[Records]
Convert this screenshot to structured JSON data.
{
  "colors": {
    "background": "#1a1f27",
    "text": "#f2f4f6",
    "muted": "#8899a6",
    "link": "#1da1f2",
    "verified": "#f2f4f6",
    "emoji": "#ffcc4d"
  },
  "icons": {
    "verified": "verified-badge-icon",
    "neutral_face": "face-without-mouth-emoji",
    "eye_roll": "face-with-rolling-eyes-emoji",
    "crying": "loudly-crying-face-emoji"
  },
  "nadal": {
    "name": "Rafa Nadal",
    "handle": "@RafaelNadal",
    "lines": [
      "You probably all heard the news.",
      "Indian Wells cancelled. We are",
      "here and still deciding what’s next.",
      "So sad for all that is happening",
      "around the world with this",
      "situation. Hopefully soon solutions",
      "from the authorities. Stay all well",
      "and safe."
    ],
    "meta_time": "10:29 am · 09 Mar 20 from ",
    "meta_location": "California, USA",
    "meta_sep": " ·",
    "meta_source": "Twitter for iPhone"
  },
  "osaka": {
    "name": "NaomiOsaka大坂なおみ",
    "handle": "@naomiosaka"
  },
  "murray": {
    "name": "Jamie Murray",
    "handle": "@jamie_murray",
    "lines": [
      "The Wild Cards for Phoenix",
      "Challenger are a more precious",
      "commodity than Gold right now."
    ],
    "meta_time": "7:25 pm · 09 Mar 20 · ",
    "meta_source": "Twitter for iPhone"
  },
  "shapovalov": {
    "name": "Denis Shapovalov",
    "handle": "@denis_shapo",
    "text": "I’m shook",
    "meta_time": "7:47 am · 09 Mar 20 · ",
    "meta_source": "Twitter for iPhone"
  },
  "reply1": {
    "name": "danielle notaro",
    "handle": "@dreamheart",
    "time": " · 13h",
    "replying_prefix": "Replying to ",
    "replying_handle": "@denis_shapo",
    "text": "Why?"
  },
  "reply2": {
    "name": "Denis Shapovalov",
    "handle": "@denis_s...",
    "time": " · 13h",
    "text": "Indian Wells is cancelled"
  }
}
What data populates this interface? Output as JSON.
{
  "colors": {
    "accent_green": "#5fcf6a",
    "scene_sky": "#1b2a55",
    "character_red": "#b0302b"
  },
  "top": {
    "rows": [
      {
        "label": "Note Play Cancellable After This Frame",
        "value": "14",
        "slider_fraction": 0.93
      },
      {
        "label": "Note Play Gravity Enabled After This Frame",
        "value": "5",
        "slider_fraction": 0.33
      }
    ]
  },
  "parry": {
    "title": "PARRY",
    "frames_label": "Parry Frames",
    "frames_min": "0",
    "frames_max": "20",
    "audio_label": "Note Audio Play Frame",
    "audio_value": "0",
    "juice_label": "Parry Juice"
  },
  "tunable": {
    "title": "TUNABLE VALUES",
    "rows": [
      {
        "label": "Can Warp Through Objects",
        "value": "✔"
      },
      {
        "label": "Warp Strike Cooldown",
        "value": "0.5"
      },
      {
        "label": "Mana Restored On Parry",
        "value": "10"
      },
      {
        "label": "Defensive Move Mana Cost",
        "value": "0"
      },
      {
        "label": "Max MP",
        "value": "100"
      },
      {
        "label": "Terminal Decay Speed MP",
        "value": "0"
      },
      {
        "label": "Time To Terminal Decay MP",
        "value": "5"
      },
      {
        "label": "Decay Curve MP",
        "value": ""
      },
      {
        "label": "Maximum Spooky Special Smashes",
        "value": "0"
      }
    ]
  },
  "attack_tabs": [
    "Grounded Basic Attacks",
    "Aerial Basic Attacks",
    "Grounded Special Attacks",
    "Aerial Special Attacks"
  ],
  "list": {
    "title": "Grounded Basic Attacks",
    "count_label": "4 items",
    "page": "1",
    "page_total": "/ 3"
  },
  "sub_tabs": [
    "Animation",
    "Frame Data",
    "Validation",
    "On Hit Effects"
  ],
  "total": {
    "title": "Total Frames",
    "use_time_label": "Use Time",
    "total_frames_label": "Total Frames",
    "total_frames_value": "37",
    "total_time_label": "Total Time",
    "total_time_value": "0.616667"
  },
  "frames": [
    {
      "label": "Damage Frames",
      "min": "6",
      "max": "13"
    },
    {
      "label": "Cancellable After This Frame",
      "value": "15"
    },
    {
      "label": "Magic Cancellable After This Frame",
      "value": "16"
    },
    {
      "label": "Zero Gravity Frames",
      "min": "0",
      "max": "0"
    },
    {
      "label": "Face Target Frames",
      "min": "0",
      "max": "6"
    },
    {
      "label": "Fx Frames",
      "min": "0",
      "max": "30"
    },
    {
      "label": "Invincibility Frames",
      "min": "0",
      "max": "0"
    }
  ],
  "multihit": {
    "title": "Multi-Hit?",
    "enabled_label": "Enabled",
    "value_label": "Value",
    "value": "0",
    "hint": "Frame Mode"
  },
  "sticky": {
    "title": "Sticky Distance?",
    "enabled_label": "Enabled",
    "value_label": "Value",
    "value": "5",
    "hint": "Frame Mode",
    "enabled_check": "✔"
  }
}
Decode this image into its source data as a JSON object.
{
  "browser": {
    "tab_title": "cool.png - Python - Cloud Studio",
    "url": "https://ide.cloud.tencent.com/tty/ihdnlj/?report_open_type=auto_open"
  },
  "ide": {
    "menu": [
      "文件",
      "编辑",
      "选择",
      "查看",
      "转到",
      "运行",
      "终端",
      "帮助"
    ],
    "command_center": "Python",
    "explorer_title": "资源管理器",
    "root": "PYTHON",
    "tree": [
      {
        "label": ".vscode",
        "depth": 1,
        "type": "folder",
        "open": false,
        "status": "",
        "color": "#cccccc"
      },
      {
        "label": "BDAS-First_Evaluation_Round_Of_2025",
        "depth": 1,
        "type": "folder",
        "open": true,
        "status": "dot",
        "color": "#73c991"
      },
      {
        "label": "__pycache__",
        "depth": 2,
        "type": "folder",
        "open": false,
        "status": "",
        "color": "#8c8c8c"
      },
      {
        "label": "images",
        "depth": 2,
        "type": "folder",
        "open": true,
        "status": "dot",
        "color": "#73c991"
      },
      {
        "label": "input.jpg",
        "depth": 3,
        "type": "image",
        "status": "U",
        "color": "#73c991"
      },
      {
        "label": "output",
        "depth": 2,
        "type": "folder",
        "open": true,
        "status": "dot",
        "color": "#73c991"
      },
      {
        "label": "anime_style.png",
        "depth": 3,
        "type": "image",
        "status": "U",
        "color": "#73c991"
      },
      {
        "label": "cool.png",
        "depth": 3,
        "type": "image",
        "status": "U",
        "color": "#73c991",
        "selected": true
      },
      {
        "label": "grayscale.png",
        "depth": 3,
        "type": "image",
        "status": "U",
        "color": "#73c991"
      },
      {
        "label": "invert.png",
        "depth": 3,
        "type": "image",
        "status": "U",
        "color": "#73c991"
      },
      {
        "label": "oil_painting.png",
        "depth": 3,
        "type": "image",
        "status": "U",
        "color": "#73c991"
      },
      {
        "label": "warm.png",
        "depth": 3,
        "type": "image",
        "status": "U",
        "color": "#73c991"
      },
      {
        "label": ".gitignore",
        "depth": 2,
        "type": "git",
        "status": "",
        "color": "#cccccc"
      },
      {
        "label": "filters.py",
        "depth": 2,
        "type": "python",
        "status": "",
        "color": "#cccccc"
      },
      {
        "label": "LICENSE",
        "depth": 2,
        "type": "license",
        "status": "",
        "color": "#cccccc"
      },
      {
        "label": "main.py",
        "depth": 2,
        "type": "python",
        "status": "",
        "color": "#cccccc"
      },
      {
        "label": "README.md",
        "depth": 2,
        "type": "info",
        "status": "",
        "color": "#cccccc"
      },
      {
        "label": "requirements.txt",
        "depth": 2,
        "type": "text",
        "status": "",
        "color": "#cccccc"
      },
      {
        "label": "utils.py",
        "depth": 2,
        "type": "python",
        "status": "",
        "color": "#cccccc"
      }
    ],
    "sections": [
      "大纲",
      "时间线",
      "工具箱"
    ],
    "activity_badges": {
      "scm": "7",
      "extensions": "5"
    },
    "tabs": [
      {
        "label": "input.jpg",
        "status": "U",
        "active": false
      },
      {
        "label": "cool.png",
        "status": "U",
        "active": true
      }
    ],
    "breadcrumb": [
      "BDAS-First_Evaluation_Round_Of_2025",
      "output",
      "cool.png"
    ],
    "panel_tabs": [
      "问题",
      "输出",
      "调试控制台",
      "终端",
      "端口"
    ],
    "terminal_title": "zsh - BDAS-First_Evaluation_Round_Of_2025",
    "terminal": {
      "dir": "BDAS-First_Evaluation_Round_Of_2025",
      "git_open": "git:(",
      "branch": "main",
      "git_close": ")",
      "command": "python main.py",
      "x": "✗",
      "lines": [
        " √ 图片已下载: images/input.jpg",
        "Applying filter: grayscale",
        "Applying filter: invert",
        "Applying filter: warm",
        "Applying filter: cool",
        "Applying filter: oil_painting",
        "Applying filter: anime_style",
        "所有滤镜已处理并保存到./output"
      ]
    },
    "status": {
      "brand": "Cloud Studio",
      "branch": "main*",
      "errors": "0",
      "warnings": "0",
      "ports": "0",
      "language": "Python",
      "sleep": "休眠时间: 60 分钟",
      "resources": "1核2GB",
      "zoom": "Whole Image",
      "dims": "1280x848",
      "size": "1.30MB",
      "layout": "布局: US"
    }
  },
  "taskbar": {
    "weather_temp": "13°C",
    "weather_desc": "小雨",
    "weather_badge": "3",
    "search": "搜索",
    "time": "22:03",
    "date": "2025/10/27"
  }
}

EXERCISE REQUIREMENTS: Look through the entries above; copy each line where the string "grayscale" appears.

FINAL RESULT:
        "label": "grayscale.png",
        "Applying filter: grayscale",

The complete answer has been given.